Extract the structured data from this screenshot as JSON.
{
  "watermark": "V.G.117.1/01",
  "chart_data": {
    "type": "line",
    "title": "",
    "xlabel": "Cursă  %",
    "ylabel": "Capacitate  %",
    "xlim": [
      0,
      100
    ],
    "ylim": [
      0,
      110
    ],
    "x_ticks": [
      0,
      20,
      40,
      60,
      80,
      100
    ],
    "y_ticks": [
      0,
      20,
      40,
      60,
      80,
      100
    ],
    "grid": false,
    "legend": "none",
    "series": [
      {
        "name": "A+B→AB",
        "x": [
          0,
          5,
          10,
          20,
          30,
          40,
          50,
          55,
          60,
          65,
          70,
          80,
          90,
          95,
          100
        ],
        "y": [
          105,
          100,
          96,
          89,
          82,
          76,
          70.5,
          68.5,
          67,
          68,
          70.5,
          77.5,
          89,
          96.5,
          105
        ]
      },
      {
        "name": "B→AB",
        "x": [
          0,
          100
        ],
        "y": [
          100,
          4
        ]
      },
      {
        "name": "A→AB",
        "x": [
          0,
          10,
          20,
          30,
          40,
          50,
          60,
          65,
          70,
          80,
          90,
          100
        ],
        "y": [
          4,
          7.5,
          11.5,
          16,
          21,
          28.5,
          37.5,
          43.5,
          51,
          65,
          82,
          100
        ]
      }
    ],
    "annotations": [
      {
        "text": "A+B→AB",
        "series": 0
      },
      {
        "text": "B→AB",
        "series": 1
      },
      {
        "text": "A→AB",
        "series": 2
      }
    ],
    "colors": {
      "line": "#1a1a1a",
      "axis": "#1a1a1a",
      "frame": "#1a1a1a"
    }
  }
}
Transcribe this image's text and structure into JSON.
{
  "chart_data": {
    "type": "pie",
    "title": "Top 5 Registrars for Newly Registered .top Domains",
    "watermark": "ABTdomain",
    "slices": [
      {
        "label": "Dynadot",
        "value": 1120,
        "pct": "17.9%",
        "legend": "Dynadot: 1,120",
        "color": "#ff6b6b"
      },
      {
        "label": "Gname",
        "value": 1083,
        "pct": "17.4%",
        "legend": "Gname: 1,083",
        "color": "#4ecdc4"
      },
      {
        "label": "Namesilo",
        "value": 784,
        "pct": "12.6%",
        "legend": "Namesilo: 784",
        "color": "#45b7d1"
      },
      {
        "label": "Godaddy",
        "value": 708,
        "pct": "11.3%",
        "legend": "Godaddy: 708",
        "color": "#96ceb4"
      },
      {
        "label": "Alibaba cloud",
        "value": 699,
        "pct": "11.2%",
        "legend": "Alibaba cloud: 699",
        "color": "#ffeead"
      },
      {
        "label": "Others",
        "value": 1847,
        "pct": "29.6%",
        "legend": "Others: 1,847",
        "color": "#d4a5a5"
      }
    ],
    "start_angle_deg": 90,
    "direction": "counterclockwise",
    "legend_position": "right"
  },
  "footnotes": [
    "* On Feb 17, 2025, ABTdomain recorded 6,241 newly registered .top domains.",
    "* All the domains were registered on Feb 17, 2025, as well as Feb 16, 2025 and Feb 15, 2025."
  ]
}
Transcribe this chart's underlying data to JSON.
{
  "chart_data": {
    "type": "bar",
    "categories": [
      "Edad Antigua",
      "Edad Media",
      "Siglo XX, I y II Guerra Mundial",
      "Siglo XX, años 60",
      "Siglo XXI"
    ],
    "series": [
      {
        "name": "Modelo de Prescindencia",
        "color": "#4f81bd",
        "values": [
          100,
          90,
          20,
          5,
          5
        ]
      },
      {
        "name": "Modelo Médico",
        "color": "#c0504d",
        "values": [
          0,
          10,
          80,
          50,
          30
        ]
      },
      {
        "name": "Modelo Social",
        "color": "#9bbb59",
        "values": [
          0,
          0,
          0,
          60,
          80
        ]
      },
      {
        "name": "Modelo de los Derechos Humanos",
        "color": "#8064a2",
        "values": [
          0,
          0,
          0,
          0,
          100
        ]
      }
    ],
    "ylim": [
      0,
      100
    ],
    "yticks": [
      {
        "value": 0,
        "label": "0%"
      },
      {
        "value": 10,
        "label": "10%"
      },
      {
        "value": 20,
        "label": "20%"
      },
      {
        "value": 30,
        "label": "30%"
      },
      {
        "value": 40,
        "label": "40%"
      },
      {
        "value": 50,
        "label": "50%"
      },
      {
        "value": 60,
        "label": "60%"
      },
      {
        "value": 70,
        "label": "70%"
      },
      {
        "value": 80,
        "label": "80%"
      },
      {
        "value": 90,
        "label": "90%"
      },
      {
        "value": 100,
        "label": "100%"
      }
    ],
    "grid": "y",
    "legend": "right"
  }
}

______

TASK DESCRIPTION: Go through the listing above and pull out each line containing the word "title".

FULL SOLUTION:
    "title": "",
    "title": "Top 5 Registrars for Newly Registered .top Domains",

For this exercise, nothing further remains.